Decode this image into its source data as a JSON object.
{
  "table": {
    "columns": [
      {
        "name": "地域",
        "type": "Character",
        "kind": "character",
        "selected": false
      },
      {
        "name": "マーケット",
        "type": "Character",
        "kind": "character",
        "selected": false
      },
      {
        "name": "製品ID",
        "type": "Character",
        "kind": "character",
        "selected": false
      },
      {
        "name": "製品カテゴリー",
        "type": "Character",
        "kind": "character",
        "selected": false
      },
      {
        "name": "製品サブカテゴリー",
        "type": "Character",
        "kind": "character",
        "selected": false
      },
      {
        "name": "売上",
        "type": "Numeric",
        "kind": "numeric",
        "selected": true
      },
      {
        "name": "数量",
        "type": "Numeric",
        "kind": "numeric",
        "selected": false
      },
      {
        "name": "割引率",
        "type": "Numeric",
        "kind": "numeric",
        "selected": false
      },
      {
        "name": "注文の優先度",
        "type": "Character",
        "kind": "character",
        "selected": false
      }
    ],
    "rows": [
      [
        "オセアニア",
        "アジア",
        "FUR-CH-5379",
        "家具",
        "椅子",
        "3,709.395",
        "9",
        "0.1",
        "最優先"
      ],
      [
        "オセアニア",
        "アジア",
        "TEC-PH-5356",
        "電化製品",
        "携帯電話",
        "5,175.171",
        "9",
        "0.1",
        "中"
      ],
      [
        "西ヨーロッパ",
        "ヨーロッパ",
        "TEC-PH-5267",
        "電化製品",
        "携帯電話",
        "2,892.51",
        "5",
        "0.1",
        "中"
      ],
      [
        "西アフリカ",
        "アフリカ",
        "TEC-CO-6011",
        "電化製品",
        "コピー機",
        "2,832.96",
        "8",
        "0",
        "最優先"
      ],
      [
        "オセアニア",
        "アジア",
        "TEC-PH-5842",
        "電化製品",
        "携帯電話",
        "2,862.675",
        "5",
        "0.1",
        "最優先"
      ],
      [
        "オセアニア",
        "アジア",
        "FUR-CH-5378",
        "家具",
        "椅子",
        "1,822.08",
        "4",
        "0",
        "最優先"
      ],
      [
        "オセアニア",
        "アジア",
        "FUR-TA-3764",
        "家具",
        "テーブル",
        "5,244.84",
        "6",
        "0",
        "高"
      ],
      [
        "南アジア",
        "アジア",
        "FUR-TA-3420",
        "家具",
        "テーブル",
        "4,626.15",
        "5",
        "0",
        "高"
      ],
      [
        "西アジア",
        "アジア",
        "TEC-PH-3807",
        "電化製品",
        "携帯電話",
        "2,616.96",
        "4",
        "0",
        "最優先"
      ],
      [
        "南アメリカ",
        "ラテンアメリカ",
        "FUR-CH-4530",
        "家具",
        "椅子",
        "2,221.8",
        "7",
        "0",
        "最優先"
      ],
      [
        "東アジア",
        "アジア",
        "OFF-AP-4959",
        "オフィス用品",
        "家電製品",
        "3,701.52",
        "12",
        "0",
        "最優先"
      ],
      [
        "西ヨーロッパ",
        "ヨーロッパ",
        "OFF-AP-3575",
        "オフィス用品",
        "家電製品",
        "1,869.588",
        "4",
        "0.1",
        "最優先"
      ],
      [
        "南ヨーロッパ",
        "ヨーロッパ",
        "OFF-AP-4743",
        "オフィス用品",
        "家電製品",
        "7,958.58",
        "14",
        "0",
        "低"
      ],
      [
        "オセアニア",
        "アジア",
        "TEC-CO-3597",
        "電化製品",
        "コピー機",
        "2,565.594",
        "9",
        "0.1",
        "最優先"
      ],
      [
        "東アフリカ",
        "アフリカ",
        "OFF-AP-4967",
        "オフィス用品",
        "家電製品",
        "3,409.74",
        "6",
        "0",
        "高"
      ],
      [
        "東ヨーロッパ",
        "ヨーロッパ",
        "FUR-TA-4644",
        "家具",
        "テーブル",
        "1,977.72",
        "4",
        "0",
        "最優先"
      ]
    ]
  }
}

| Given request |
Lines from the records above that hold "name" are the ones to list.

| Answer for this exercise |
        "name": "地域",
        "name": "マーケット",
        "name": "製品ID",
        "name": "製品カテゴリー",
        "name": "製品サブカテゴリー",
        "name": "売上",
        "name": "数量",
        "name": "割引率",
        "name": "注文の優先度",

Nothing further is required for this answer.